═════ Dataset excerpts ═════

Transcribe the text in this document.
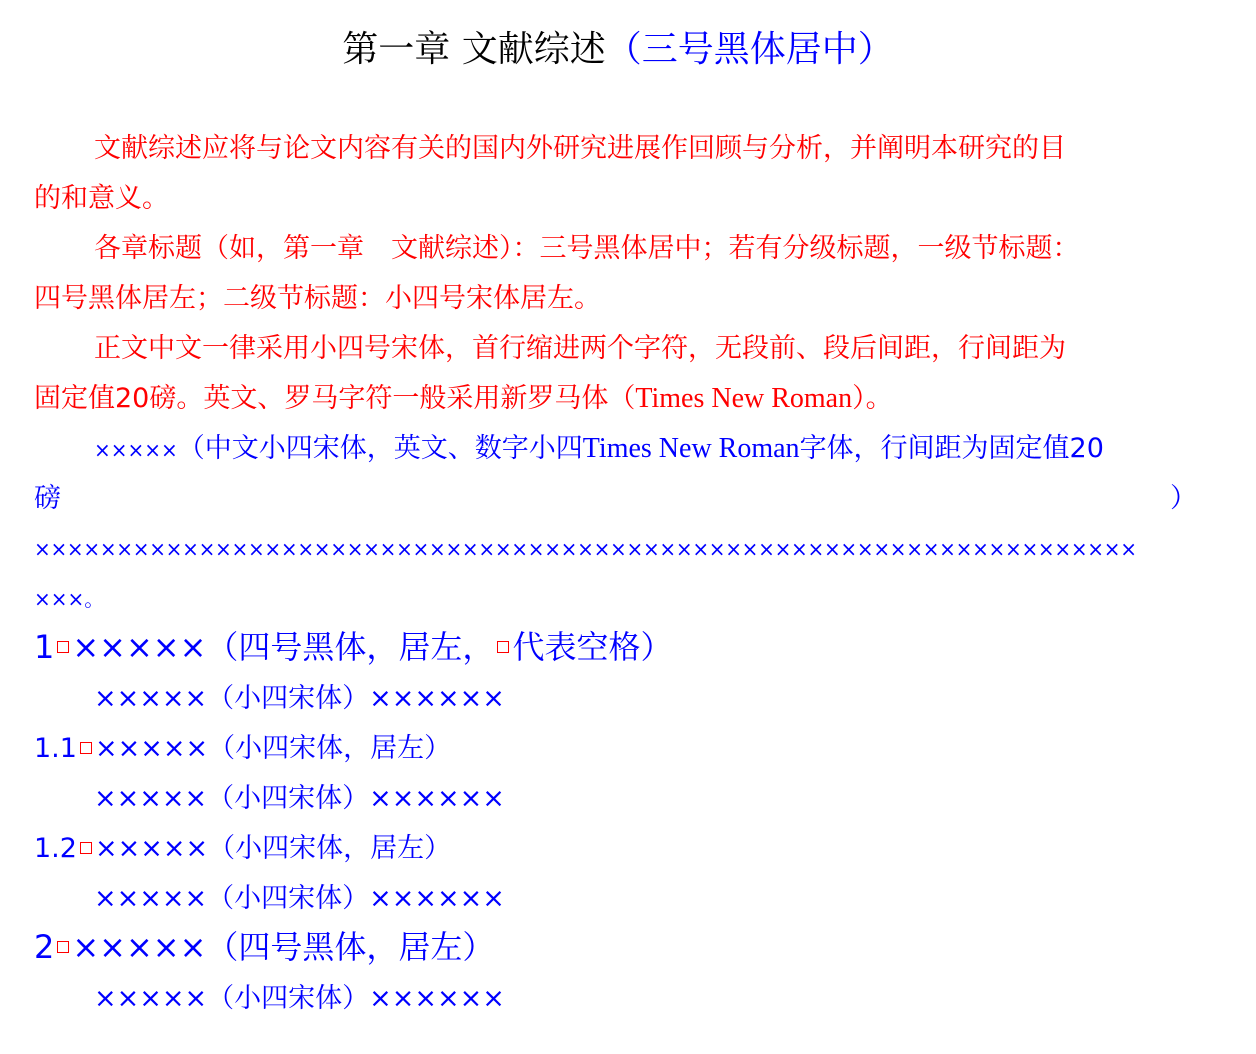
第一章 文献综述（三号黑体居中）
文献综述应将与论文内容有关的国内外研究进展作回顾与分析，并阐明本研究的目
的和意义。
各章标题（如，第一章　文献综述）：三号黑体居中；若有分级标题，一级节标题：
四号黑体居左；二级节标题：小四号宋体居左。
正文中文一律采用小四号宋体，首行缩进两个字符，无段前、段后间距，行间距为
固定值20磅。英文、罗马字符一般采用新罗马体（Times New Roman）。
×××××（中文小四宋体，英文、数字小四Times New Roman字体，行间距为固定值20
磅	）
×××××××××××××××××××××××××××××××××××××××××××××××××××××××××××××××××××
×××。
1 ×××××（四号黑体，居左， 代表空格）
×××××（小四宋体）××××××
1.1 ×××××（小四宋体，居左）
×××××（小四宋体）××××××
1.2 ×××××（小四宋体，居左）
×××××（小四宋体）××××××
2 ×××××（四号黑体，居左）
×××××（小四宋体）××××××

═════

Leave out the pictures and print each record exactly as it stands.

## Task output
Transcribe the text in this document.
第一章 文献综述（三号黑体居中）
文献综述应将与论文内容有关的国内外研究进展作回顾与分析，并阐明本研究的目
的和意义。
各章标题（如，第一章　文献综述）：三号黑体居中；若有分级标题，一级节标题：
四号黑体居左；二级节标题：小四号宋体居左。
正文中文一律采用小四号宋体，首行缩进两个字符，无段前、段后间距，行间距为
固定值20磅。英文、罗马字符一般采用新罗马体（Times New Roman）。
×××××（中文小四宋体，英文、数字小四Times New Roman字体，行间距为固定值20
磅	）
×××××××××××××××××××××××××××××××××××××××××××××××××××××××××××××××××××
×××。
1 ×××××（四号黑体，居左， 代表空格）
×××××（小四宋体）××××××
1.1 ×××××（小四宋体，居左）
×××××（小四宋体）××××××
1.2 ×××××（小四宋体，居左）
×××××（小四宋体）××××××
2 ×××××（四号黑体，居左）
×××××（小四宋体）××××××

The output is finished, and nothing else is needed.